Entries from a visual dataset
-- start --
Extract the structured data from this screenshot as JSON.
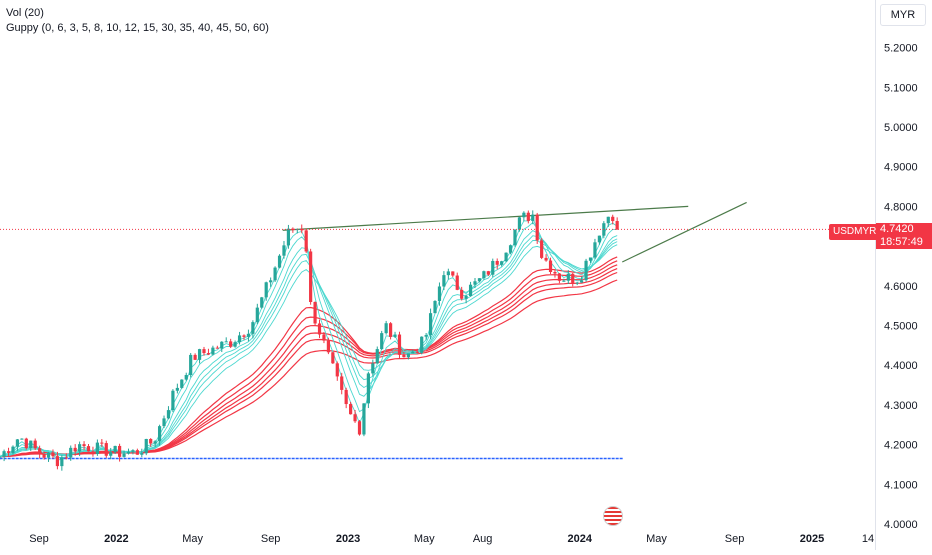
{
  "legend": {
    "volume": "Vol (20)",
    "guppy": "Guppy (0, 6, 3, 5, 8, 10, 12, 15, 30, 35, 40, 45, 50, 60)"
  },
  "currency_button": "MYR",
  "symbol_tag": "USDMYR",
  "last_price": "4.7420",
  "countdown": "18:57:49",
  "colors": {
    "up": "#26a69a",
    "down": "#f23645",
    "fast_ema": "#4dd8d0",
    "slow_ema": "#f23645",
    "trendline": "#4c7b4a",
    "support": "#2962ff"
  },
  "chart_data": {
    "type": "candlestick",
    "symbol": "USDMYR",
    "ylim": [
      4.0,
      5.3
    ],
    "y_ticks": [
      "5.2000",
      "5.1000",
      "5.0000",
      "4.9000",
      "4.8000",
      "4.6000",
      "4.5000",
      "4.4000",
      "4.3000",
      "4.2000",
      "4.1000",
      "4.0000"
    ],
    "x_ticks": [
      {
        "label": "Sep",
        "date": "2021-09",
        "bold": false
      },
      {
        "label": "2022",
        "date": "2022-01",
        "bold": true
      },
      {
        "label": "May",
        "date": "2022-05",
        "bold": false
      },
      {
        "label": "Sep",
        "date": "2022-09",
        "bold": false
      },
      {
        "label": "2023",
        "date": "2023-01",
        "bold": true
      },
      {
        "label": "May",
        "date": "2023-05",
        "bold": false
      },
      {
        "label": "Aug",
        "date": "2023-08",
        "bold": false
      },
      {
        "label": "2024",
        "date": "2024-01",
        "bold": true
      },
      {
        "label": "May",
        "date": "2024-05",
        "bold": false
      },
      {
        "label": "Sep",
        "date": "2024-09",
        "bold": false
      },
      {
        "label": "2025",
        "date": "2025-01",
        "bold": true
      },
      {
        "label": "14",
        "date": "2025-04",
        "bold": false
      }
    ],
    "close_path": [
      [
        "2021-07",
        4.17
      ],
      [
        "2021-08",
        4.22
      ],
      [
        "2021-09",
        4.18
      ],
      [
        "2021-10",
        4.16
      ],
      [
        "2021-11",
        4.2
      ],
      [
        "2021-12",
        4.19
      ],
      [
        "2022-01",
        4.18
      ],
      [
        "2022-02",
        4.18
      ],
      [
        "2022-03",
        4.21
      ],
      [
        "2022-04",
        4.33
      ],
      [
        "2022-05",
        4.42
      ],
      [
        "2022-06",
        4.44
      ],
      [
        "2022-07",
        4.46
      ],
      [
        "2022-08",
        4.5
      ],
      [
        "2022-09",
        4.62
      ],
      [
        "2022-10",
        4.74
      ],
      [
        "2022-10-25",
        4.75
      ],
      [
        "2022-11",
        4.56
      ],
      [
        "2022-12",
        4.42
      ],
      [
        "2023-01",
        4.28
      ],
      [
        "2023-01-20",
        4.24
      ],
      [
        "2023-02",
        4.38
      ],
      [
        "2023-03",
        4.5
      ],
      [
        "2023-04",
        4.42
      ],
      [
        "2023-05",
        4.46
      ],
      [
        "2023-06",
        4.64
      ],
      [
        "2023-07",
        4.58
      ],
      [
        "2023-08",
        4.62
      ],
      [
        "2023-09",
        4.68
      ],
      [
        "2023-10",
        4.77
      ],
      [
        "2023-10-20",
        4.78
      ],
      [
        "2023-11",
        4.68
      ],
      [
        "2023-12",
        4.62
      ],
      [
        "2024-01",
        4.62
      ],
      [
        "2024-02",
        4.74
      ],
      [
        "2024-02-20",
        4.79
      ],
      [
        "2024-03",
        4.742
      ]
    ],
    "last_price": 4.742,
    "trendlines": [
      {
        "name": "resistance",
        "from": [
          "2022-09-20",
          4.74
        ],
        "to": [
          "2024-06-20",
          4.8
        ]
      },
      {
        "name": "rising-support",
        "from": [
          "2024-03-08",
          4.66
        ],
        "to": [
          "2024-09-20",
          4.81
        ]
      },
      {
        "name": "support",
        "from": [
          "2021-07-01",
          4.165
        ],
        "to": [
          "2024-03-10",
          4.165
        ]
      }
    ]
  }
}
-- end --
Written request: Set down the complete material exactly, but do not include the images.

Solution to this exercise:
Extract the structured data from this screenshot as JSON.
{
  "legend": {
    "volume": "Vol (20)",
    "guppy": "Guppy (0, 6, 3, 5, 8, 10, 12, 15, 30, 35, 40, 45, 50, 60)"
  },
  "currency_button": "MYR",
  "symbol_tag": "USDMYR",
  "last_price": "4.7420",
  "countdown": "18:57:49",
  "colors": {
    "up": "#26a69a",
    "down": "#f23645",
    "fast_ema": "#4dd8d0",
    "slow_ema": "#f23645",
    "trendline": "#4c7b4a",
    "support": "#2962ff"
  },
  "chart_data": {
    "type": "candlestick",
    "symbol": "USDMYR",
    "ylim": [
      4.0,
      5.3
    ],
    "y_ticks": [
      "5.2000",
      "5.1000",
      "5.0000",
      "4.9000",
      "4.8000",
      "4.6000",
      "4.5000",
      "4.4000",
      "4.3000",
      "4.2000",
      "4.1000",
      "4.0000"
    ],
    "x_ticks": [
      {
        "label": "Sep",
        "date": "2021-09",
        "bold": false
      },
      {
        "label": "2022",
        "date": "2022-01",
        "bold": true
      },
      {
        "label": "May",
        "date": "2022-05",
        "bold": false
      },
      {
        "label": "Sep",
        "date": "2022-09",
        "bold": false
      },
      {
        "label": "2023",
        "date": "2023-01",
        "bold": true
      },
      {
        "label": "May",
        "date": "2023-05",
        "bold": false
      },
      {
        "label": "Aug",
        "date": "2023-08",
        "bold": false
      },
      {
        "label": "2024",
        "date": "2024-01",
        "bold": true
      },
      {
        "label": "May",
        "date": "2024-05",
        "bold": false
      },
      {
        "label": "Sep",
        "date": "2024-09",
        "bold": false
      },
      {
        "label": "2025",
        "date": "2025-01",
        "bold": true
      },
      {
        "label": "14",
        "date": "2025-04",
        "bold": false
      }
    ],
    "close_path": [
      [
        "2021-07",
        4.17
      ],
      [
        "2021-08",
        4.22
      ],
      [
        "2021-09",
        4.18
      ],
      [
        "2021-10",
        4.16
      ],
      [
        "2021-11",
        4.2
      ],
      [
        "2021-12",
        4.19
      ],
      [
        "2022-01",
        4.18
      ],
      [
        "2022-02",
        4.18
      ],
      [
        "2022-03",
        4.21
      ],
      [
        "2022-04",
        4.33
      ],
      [
        "2022-05",
        4.42
      ],
      [
        "2022-06",
        4.44
      ],
      [
        "2022-07",
        4.46
      ],
      [
        "2022-08",
        4.5
      ],
      [
        "2022-09",
        4.62
      ],
      [
        "2022-10",
        4.74
      ],
      [
        "2022-10-25",
        4.75
      ],
      [
        "2022-11",
        4.56
      ],
      [
        "2022-12",
        4.42
      ],
      [
        "2023-01",
        4.28
      ],
      [
        "2023-01-20",
        4.24
      ],
      [
        "2023-02",
        4.38
      ],
      [
        "2023-03",
        4.5
      ],
      [
        "2023-04",
        4.42
      ],
      [
        "2023-05",
        4.46
      ],
      [
        "2023-06",
        4.64
      ],
      [
        "2023-07",
        4.58
      ],
      [
        "2023-08",
        4.62
      ],
      [
        "2023-09",
        4.68
      ],
      [
        "2023-10",
        4.77
      ],
      [
        "2023-10-20",
        4.78
      ],
      [
        "2023-11",
        4.68
      ],
      [
        "2023-12",
        4.62
      ],
      [
        "2024-01",
        4.62
      ],
      [
        "2024-02",
        4.74
      ],
      [
        "2024-02-20",
        4.79
      ],
      [
        "2024-03",
        4.742
      ]
    ],
    "last_price": 4.742,
    "trendlines": [
      {
        "name": "resistance",
        "from": [
          "2022-09-20",
          4.74
        ],
        "to": [
          "2024-06-20",
          4.8
        ]
      },
      {
        "name": "rising-support",
        "from": [
          "2024-03-08",
          4.66
        ],
        "to": [
          "2024-09-20",
          4.81
        ]
      },
      {
        "name": "support",
        "from": [
          "2021-07-01",
          4.165
        ],
        "to": [
          "2024-03-10",
          4.165
        ]
      }
    ]
  }
}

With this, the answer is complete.